Repeat, exactly and completely, the entries shown underneath.
--
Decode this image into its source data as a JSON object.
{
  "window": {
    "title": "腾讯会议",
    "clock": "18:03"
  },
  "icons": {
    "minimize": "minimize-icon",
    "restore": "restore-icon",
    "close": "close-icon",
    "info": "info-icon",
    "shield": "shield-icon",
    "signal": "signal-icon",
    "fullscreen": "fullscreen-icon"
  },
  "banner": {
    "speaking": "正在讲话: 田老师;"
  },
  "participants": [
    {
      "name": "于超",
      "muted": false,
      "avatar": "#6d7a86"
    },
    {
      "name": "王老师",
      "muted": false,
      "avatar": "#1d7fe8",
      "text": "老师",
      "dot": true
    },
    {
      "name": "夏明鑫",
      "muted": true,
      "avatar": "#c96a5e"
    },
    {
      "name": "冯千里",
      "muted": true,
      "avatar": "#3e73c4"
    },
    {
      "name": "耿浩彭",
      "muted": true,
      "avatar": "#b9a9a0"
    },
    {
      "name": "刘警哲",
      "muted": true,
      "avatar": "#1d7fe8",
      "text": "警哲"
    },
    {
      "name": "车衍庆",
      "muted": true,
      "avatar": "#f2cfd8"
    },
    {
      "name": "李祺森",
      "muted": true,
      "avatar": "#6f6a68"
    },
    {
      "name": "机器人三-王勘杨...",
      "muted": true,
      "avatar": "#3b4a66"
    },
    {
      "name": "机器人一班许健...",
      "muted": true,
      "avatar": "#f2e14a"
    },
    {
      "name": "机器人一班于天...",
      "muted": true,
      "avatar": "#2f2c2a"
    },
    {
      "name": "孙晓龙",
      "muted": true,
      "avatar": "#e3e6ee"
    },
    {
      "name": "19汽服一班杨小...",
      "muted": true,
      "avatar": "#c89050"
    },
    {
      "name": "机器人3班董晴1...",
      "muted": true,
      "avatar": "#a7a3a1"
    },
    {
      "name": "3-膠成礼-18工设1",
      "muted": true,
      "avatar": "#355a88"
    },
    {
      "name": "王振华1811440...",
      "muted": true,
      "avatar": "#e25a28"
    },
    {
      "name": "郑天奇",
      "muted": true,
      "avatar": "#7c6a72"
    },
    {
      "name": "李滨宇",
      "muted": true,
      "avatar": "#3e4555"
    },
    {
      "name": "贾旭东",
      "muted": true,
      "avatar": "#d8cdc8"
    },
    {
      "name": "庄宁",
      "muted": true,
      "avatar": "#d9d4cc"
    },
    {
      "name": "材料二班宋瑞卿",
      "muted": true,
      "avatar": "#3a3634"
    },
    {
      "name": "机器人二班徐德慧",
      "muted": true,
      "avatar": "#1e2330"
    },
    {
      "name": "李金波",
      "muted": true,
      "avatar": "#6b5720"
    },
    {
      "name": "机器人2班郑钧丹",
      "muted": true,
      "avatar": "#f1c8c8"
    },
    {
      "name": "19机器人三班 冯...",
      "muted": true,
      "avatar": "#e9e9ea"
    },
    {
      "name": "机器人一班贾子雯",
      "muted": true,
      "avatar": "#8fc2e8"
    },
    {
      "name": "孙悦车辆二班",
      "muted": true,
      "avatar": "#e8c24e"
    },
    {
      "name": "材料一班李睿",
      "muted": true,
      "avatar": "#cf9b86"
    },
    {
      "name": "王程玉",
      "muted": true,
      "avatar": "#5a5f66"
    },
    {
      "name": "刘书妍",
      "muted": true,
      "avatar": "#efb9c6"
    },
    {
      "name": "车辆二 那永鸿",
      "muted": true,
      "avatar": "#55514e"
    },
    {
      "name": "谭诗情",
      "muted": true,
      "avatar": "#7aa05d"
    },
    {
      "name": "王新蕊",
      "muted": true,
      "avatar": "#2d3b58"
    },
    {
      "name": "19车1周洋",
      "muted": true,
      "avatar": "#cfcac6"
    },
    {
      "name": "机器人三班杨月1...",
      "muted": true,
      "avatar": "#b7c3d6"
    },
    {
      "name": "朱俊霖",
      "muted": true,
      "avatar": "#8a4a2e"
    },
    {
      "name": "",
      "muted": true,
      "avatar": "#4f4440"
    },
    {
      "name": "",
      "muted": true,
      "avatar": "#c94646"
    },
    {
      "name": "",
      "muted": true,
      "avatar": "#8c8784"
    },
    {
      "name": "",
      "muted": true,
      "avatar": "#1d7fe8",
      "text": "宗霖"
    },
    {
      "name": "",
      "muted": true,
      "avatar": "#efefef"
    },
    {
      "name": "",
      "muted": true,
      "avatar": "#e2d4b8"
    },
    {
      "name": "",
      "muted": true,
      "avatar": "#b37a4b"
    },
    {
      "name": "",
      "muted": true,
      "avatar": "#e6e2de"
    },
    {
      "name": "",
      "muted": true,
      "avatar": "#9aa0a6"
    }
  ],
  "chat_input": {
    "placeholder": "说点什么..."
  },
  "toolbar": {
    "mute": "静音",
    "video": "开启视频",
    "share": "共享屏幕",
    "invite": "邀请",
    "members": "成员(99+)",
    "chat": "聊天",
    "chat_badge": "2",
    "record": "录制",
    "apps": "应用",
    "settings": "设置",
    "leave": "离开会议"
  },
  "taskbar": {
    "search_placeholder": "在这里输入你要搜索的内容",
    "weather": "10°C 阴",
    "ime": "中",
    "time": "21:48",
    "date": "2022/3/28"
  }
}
--
* _CORRECT OUTPUT_
Decode this image into its source data as a JSON object.
{
  "window": {
    "title": "腾讯会议",
    "clock": "18:03"
  },
  "icons": {
    "minimize": "minimize-icon",
    "restore": "restore-icon",
    "close": "close-icon",
    "info": "info-icon",
    "shield": "shield-icon",
    "signal": "signal-icon",
    "fullscreen": "fullscreen-icon"
  },
  "banner": {
    "speaking": "正在讲话: 田老师;"
  },
  "participants": [
    {
      "name": "于超",
      "muted": false,
      "avatar": "#6d7a86"
    },
    {
      "name": "王老师",
      "muted": false,
      "avatar": "#1d7fe8",
      "text": "老师",
      "dot": true
    },
    {
      "name": "夏明鑫",
      "muted": true,
      "avatar": "#c96a5e"
    },
    {
      "name": "冯千里",
      "muted": true,
      "avatar": "#3e73c4"
    },
    {
      "name": "耿浩彭",
      "muted": true,
      "avatar": "#b9a9a0"
    },
    {
      "name": "刘警哲",
      "muted": true,
      "avatar": "#1d7fe8",
      "text": "警哲"
    },
    {
      "name": "车衍庆",
      "muted": true,
      "avatar": "#f2cfd8"
    },
    {
      "name": "李祺森",
      "muted": true,
      "avatar": "#6f6a68"
    },
    {
      "name": "机器人三-王勘杨...",
      "muted": true,
      "avatar": "#3b4a66"
    },
    {
      "name": "机器人一班许健...",
      "muted": true,
      "avatar": "#f2e14a"
    },
    {
      "name": "机器人一班于天...",
      "muted": true,
      "avatar": "#2f2c2a"
    },
    {
      "name": "孙晓龙",
      "muted": true,
      "avatar": "#e3e6ee"
    },
    {
      "name": "19汽服一班杨小...",
      "muted": true,
      "avatar": "#c89050"
    },
    {
      "name": "机器人3班董晴1...",
      "muted": true,
      "avatar": "#a7a3a1"
    },
    {
      "name": "3-膠成礼-18工设1",
      "muted": true,
      "avatar": "#355a88"
    },
    {
      "name": "王振华1811440...",
      "muted": true,
      "avatar": "#e25a28"
    },
    {
      "name": "郑天奇",
      "muted": true,
      "avatar": "#7c6a72"
    },
    {
      "name": "李滨宇",
      "muted": true,
      "avatar": "#3e4555"
    },
    {
      "name": "贾旭东",
      "muted": true,
      "avatar": "#d8cdc8"
    },
    {
      "name": "庄宁",
      "muted": true,
      "avatar": "#d9d4cc"
    },
    {
      "name": "材料二班宋瑞卿",
      "muted": true,
      "avatar": "#3a3634"
    },
    {
      "name": "机器人二班徐德慧",
      "muted": true,
      "avatar": "#1e2330"
    },
    {
      "name": "李金波",
      "muted": true,
      "avatar": "#6b5720"
    },
    {
      "name": "机器人2班郑钧丹",
      "muted": true,
      "avatar": "#f1c8c8"
    },
    {
      "name": "19机器人三班 冯...",
      "muted": true,
      "avatar": "#e9e9ea"
    },
    {
      "name": "机器人一班贾子雯",
      "muted": true,
      "avatar": "#8fc2e8"
    },
    {
      "name": "孙悦车辆二班",
      "muted": true,
      "avatar": "#e8c24e"
    },
    {
      "name": "材料一班李睿",
      "muted": true,
      "avatar": "#cf9b86"
    },
    {
      "name": "王程玉",
      "muted": true,
      "avatar": "#5a5f66"
    },
    {
      "name": "刘书妍",
      "muted": true,
      "avatar": "#efb9c6"
    },
    {
      "name": "车辆二 那永鸿",
      "muted": true,
      "avatar": "#55514e"
    },
    {
      "name": "谭诗情",
      "muted": true,
      "avatar": "#7aa05d"
    },
    {
      "name": "王新蕊",
      "muted": true,
      "avatar": "#2d3b58"
    },
    {
      "name": "19车1周洋",
      "muted": true,
      "avatar": "#cfcac6"
    },
    {
      "name": "机器人三班杨月1...",
      "muted": true,
      "avatar": "#b7c3d6"
    },
    {
      "name": "朱俊霖",
      "muted": true,
      "avatar": "#8a4a2e"
    },
    {
      "name": "",
      "muted": true,
      "avatar": "#4f4440"
    },
    {
      "name": "",
      "muted": true,
      "avatar": "#c94646"
    },
    {
      "name": "",
      "muted": true,
      "avatar": "#8c8784"
    },
    {
      "name": "",
      "muted": true,
      "avatar": "#1d7fe8",
      "text": "宗霖"
    },
    {
      "name": "",
      "muted": true,
      "avatar": "#efefef"
    },
    {
      "name": "",
      "muted": true,
      "avatar": "#e2d4b8"
    },
    {
      "name": "",
      "muted": true,
      "avatar": "#b37a4b"
    },
    {
      "name": "",
      "muted": true,
      "avatar": "#e6e2de"
    },
    {
      "name": "",
      "muted": true,
      "avatar": "#9aa0a6"
    }
  ],
  "chat_input": {
    "placeholder": "说点什么..."
  },
  "toolbar": {
    "mute": "静音",
    "video": "开启视频",
    "share": "共享屏幕",
    "invite": "邀请",
    "members": "成员(99+)",
    "chat": "聊天",
    "chat_badge": "2",
    "record": "录制",
    "apps": "应用",
    "settings": "设置",
    "leave": "离开会议"
  },
  "taskbar": {
    "search_placeholder": "在这里输入你要搜索的内容",
    "weather": "10°C 阴",
    "ime": "中",
    "time": "21:48",
    "date": "2022/3/28"
  }
}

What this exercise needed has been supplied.